(Dataset rows about figures)
--- --- ---

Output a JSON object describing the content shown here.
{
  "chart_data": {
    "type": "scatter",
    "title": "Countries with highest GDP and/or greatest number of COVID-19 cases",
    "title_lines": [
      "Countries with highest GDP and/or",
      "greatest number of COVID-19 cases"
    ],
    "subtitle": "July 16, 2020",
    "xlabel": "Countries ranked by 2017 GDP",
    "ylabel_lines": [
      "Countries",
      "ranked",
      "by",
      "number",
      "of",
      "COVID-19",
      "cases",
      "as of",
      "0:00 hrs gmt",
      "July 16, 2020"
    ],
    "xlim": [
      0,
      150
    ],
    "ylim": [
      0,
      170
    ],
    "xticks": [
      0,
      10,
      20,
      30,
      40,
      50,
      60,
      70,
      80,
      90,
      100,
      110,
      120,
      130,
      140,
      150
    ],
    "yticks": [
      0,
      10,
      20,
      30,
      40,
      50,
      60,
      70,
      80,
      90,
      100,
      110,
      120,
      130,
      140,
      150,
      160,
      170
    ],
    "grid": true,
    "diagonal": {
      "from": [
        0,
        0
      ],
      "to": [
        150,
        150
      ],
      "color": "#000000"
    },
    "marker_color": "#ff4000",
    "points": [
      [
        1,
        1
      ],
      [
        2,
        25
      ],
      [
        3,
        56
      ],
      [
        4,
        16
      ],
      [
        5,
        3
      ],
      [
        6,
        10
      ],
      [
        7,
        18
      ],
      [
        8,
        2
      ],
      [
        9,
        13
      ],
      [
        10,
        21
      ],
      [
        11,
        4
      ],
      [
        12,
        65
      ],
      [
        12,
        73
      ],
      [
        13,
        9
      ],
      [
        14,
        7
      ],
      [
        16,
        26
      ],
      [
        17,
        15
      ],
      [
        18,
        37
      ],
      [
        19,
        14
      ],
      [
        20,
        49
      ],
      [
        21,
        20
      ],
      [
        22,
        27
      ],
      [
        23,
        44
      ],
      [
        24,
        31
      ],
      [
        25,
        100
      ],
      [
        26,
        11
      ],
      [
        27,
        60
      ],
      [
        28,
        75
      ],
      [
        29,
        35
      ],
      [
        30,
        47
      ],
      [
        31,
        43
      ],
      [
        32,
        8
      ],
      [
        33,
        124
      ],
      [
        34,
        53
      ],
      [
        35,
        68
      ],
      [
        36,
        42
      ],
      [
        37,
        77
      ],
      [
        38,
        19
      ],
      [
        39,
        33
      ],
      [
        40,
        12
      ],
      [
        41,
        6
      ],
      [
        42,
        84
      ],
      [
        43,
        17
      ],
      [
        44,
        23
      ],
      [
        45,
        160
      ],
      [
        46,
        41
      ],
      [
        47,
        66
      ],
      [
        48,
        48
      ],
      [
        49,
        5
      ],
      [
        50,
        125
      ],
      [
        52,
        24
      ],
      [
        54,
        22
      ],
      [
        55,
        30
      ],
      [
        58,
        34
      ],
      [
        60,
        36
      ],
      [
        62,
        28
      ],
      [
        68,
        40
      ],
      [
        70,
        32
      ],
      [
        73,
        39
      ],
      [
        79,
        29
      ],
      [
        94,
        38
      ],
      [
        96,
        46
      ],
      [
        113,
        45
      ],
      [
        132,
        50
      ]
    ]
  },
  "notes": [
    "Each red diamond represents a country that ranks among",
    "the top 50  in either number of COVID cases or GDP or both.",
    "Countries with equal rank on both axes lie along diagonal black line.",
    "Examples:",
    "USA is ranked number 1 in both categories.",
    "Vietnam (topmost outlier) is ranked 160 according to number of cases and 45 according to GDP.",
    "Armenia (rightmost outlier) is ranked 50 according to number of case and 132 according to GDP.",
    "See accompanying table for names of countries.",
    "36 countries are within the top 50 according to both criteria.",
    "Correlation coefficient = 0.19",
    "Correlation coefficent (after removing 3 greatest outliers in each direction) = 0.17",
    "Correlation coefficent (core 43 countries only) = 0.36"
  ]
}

--- --- ---

**Your instructions:** Every line of the material must be returned exactly as it appears.

**Exercise response:**
Output a JSON object describing the content shown here.
{
  "chart_data": {
    "type": "scatter",
    "title": "Countries with highest GDP and/or greatest number of COVID-19 cases",
    "title_lines": [
      "Countries with highest GDP and/or",
      "greatest number of COVID-19 cases"
    ],
    "subtitle": "July 16, 2020",
    "xlabel": "Countries ranked by 2017 GDP",
    "ylabel_lines": [
      "Countries",
      "ranked",
      "by",
      "number",
      "of",
      "COVID-19",
      "cases",
      "as of",
      "0:00 hrs gmt",
      "July 16, 2020"
    ],
    "xlim": [
      0,
      150
    ],
    "ylim": [
      0,
      170
    ],
    "xticks": [
      0,
      10,
      20,
      30,
      40,
      50,
      60,
      70,
      80,
      90,
      100,
      110,
      120,
      130,
      140,
      150
    ],
    "yticks": [
      0,
      10,
      20,
      30,
      40,
      50,
      60,
      70,
      80,
      90,
      100,
      110,
      120,
      130,
      140,
      150,
      160,
      170
    ],
    "grid": true,
    "diagonal": {
      "from": [
        0,
        0
      ],
      "to": [
        150,
        150
      ],
      "color": "#000000"
    },
    "marker_color": "#ff4000",
    "points": [
      [
        1,
        1
      ],
      [
        2,
        25
      ],
      [
        3,
        56
      ],
      [
        4,
        16
      ],
      [
        5,
        3
      ],
      [
        6,
        10
      ],
      [
        7,
        18
      ],
      [
        8,
        2
      ],
      [
        9,
        13
      ],
      [
        10,
        21
      ],
      [
        11,
        4
      ],
      [
        12,
        65
      ],
      [
        12,
        73
      ],
      [
        13,
        9
      ],
      [
        14,
        7
      ],
      [
        16,
        26
      ],
      [
        17,
        15
      ],
      [
        18,
        37
      ],
      [
        19,
        14
      ],
      [
        20,
        49
      ],
      [
        21,
        20
      ],
      [
        22,
        27
      ],
      [
        23,
        44
      ],
      [
        24,
        31
      ],
      [
        25,
        100
      ],
      [
        26,
        11
      ],
      [
        27,
        60
      ],
      [
        28,
        75
      ],
      [
        29,
        35
      ],
      [
        30,
        47
      ],
      [
        31,
        43
      ],
      [
        32,
        8
      ],
      [
        33,
        124
      ],
      [
        34,
        53
      ],
      [
        35,
        68
      ],
      [
        36,
        42
      ],
      [
        37,
        77
      ],
      [
        38,
        19
      ],
      [
        39,
        33
      ],
      [
        40,
        12
      ],
      [
        41,
        6
      ],
      [
        42,
        84
      ],
      [
        43,
        17
      ],
      [
        44,
        23
      ],
      [
        45,
        160
      ],
      [
        46,
        41
      ],
      [
        47,
        66
      ],
      [
        48,
        48
      ],
      [
        49,
        5
      ],
      [
        50,
        125
      ],
      [
        52,
        24
      ],
      [
        54,
        22
      ],
      [
        55,
        30
      ],
      [
        58,
        34
      ],
      [
        60,
        36
      ],
      [
        62,
        28
      ],
      [
        68,
        40
      ],
      [
        70,
        32
      ],
      [
        73,
        39
      ],
      [
        79,
        29
      ],
      [
        94,
        38
      ],
      [
        96,
        46
      ],
      [
        113,
        45
      ],
      [
        132,
        50
      ]
    ]
  },
  "notes": [
    "Each red diamond represents a country that ranks among",
    "the top 50  in either number of COVID cases or GDP or both.",
    "Countries with equal rank on both axes lie along diagonal black line.",
    "Examples:",
    "USA is ranked number 1 in both categories.",
    "Vietnam (topmost outlier) is ranked 160 according to number of cases and 45 according to GDP.",
    "Armenia (rightmost outlier) is ranked 50 according to number of case and 132 according to GDP.",
    "See accompanying table for names of countries.",
    "36 countries are within the top 50 according to both criteria.",
    "Correlation coefficient = 0.19",
    "Correlation coefficent (after removing 3 greatest outliers in each direction) = 0.17",
    "Correlation coefficent (core 43 countries only) = 0.36"
  ]
}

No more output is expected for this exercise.